Provided records:
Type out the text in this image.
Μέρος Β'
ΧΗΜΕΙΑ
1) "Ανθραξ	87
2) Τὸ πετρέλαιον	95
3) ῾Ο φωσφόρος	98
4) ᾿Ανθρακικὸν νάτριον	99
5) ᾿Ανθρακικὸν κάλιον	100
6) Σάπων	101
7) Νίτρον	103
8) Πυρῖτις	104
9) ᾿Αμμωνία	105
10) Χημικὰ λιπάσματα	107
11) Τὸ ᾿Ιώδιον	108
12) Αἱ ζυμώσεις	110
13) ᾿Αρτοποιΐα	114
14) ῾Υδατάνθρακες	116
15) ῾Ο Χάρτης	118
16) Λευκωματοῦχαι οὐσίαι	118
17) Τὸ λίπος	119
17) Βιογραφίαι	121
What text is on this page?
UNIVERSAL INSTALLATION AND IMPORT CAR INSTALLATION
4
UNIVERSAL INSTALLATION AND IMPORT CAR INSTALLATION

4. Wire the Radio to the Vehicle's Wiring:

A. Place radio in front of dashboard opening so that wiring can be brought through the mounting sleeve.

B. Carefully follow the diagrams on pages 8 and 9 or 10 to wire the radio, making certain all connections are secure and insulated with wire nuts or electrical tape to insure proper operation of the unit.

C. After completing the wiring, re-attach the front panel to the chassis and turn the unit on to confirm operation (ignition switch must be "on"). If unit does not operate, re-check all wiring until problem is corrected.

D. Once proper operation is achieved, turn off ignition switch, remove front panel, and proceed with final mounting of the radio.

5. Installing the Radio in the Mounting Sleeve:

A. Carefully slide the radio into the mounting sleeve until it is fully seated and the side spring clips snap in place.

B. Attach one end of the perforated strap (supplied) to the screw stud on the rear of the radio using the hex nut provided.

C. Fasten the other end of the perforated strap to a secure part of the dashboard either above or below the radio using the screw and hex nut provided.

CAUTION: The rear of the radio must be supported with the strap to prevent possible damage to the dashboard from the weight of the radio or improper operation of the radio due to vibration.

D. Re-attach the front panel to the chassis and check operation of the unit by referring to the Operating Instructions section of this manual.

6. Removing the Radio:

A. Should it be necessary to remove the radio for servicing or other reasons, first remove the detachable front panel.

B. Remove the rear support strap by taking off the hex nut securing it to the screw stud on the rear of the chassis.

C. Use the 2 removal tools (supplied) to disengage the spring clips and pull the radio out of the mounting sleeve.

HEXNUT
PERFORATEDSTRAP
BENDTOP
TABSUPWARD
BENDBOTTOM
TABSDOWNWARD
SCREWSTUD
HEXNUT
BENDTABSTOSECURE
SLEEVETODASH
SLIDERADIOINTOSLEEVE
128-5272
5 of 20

Set task: Extract all lines as given.

Full output:
Type out the text in this image.
Μέρος Β'
ΧΗΜΕΙΑ
1) "Ανθραξ	87
2) Τὸ πετρέλαιον	95
3) ῾Ο φωσφόρος	98
4) ᾿Ανθρακικὸν νάτριον	99
5) ᾿Ανθρακικὸν κάλιον	100
6) Σάπων	101
7) Νίτρον	103
8) Πυρῖτις	104
9) ᾿Αμμωνία	105
10) Χημικὰ λιπάσματα	107
11) Τὸ ᾿Ιώδιον	108
12) Αἱ ζυμώσεις	110
13) ᾿Αρτοποιΐα	114
14) ῾Υδατάνθρακες	116
15) ῾Ο Χάρτης	118
16) Λευκωματοῦχαι οὐσίαι	118
17) Τὸ λίπος	119
17) Βιογραφίαι	121
What text is on this page?
UNIVERSAL INSTALLATION AND IMPORT CAR INSTALLATION
4
UNIVERSAL INSTALLATION AND IMPORT CAR INSTALLATION

4. Wire the Radio to the Vehicle's Wiring:

A. Place radio in front of dashboard opening so that wiring can be brought through the mounting sleeve.

B. Carefully follow the diagrams on pages 8 and 9 or 10 to wire the radio, making certain all connections are secure and insulated with wire nuts or electrical tape to insure proper operation of the unit.

C. After completing the wiring, re-attach the front panel to the chassis and turn the unit on to confirm operation (ignition switch must be "on"). If unit does not operate, re-check all wiring until problem is corrected.

D. Once proper operation is achieved, turn off ignition switch, remove front panel, and proceed with final mounting of the radio.

5. Installing the Radio in the Mounting Sleeve:

A. Carefully slide the radio into the mounting sleeve until it is fully seated and the side spring clips snap in place.

B. Attach one end of the perforated strap (supplied) to the screw stud on the rear of the radio using the hex nut provided.

C. Fasten the other end of the perforated strap to a secure part of the dashboard either above or below the radio using the screw and hex nut provided.

CAUTION: The rear of the radio must be supported with the strap to prevent possible damage to the dashboard from the weight of the radio or improper operation of the radio due to vibration.

D. Re-attach the front panel to the chassis and check operation of the unit by referring to the Operating Instructions section of this manual.

6. Removing the Radio:

A. Should it be necessary to remove the radio for servicing or other reasons, first remove the detachable front panel.

B. Remove the rear support strap by taking off the hex nut securing it to the screw stud on the rear of the chassis.

C. Use the 2 removal tools (supplied) to disengage the spring clips and pull the radio out of the mounting sleeve.

HEXNUT
PERFORATEDSTRAP
BENDTOP
TABSUPWARD
BENDBOTTOM
TABSDOWNWARD
SCREWSTUD
HEXNUT
BENDTABSTOSECURE
SLEEVETODASH
SLIDERADIOINTOSLEEVE
128-5272
5 of 20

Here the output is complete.